#### BRIEF
Output must match the records, character for character.

Stored dataset items
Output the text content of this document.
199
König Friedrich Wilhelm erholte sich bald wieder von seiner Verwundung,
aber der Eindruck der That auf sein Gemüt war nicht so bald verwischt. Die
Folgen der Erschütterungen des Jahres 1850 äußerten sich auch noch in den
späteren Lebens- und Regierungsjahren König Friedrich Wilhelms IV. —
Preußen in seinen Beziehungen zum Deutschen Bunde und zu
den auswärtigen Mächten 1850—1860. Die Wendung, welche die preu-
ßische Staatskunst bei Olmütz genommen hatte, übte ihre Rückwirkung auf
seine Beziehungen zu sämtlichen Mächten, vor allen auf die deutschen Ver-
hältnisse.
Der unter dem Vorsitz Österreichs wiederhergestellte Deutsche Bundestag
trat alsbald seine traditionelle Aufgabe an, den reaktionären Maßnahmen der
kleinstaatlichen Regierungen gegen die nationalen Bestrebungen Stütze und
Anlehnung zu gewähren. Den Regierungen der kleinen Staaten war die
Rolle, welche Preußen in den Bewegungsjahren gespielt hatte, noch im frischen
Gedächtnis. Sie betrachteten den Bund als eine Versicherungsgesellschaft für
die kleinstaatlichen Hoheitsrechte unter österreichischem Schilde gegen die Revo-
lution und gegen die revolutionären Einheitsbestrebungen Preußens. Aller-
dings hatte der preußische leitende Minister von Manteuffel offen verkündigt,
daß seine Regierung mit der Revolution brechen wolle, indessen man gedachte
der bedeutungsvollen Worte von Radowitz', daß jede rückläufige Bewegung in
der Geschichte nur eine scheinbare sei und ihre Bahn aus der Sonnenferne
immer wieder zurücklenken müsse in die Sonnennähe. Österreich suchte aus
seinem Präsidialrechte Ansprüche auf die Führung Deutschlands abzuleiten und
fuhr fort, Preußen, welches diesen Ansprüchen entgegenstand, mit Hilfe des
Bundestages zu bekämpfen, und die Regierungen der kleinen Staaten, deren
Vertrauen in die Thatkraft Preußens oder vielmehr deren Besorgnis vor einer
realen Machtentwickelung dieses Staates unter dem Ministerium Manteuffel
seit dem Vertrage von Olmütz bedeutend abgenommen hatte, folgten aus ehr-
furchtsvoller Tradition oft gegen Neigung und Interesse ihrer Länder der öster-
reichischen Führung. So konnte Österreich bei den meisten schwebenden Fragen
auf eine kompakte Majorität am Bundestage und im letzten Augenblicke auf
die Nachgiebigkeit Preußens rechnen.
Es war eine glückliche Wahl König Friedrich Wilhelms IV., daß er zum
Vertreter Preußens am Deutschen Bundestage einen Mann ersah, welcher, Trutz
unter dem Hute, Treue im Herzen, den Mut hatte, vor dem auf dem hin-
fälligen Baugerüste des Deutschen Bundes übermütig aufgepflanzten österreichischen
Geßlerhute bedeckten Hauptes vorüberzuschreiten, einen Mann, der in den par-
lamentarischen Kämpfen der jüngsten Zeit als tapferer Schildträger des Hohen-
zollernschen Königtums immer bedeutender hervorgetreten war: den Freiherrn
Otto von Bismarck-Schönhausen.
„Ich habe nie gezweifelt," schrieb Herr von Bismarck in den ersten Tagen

#### REPLY
Output the text content of this document.
199
König Friedrich Wilhelm erholte sich bald wieder von seiner Verwundung,
aber der Eindruck der That auf sein Gemüt war nicht so bald verwischt. Die
Folgen der Erschütterungen des Jahres 1850 äußerten sich auch noch in den
späteren Lebens- und Regierungsjahren König Friedrich Wilhelms IV. —
Preußen in seinen Beziehungen zum Deutschen Bunde und zu
den auswärtigen Mächten 1850—1860. Die Wendung, welche die preu-
ßische Staatskunst bei Olmütz genommen hatte, übte ihre Rückwirkung auf
seine Beziehungen zu sämtlichen Mächten, vor allen auf die deutschen Ver-
hältnisse.
Der unter dem Vorsitz Österreichs wiederhergestellte Deutsche Bundestag
trat alsbald seine traditionelle Aufgabe an, den reaktionären Maßnahmen der
kleinstaatlichen Regierungen gegen die nationalen Bestrebungen Stütze und
Anlehnung zu gewähren. Den Regierungen der kleinen Staaten war die
Rolle, welche Preußen in den Bewegungsjahren gespielt hatte, noch im frischen
Gedächtnis. Sie betrachteten den Bund als eine Versicherungsgesellschaft für
die kleinstaatlichen Hoheitsrechte unter österreichischem Schilde gegen die Revo-
lution und gegen die revolutionären Einheitsbestrebungen Preußens. Aller-
dings hatte der preußische leitende Minister von Manteuffel offen verkündigt,
daß seine Regierung mit der Revolution brechen wolle, indessen man gedachte
der bedeutungsvollen Worte von Radowitz', daß jede rückläufige Bewegung in
der Geschichte nur eine scheinbare sei und ihre Bahn aus der Sonnenferne
immer wieder zurücklenken müsse in die Sonnennähe. Österreich suchte aus
seinem Präsidialrechte Ansprüche auf die Führung Deutschlands abzuleiten und
fuhr fort, Preußen, welches diesen Ansprüchen entgegenstand, mit Hilfe des
Bundestages zu bekämpfen, und die Regierungen der kleinen Staaten, deren
Vertrauen in die Thatkraft Preußens oder vielmehr deren Besorgnis vor einer
realen Machtentwickelung dieses Staates unter dem Ministerium Manteuffel
seit dem Vertrage von Olmütz bedeutend abgenommen hatte, folgten aus ehr-
furchtsvoller Tradition oft gegen Neigung und Interesse ihrer Länder der öster-
reichischen Führung. So konnte Österreich bei den meisten schwebenden Fragen
auf eine kompakte Majorität am Bundestage und im letzten Augenblicke auf
die Nachgiebigkeit Preußens rechnen.
Es war eine glückliche Wahl König Friedrich Wilhelms IV., daß er zum
Vertreter Preußens am Deutschen Bundestage einen Mann ersah, welcher, Trutz
unter dem Hute, Treue im Herzen, den Mut hatte, vor dem auf dem hin-
fälligen Baugerüste des Deutschen Bundes übermütig aufgepflanzten österreichischen
Geßlerhute bedeckten Hauptes vorüberzuschreiten, einen Mann, der in den par-
lamentarischen Kämpfen der jüngsten Zeit als tapferer Schildträger des Hohen-
zollernschen Königtums immer bedeutender hervorgetreten war: den Freiherrn
Otto von Bismarck-Schönhausen.
„Ich habe nie gezweifelt," schrieb Herr von Bismarck in den ersten Tagen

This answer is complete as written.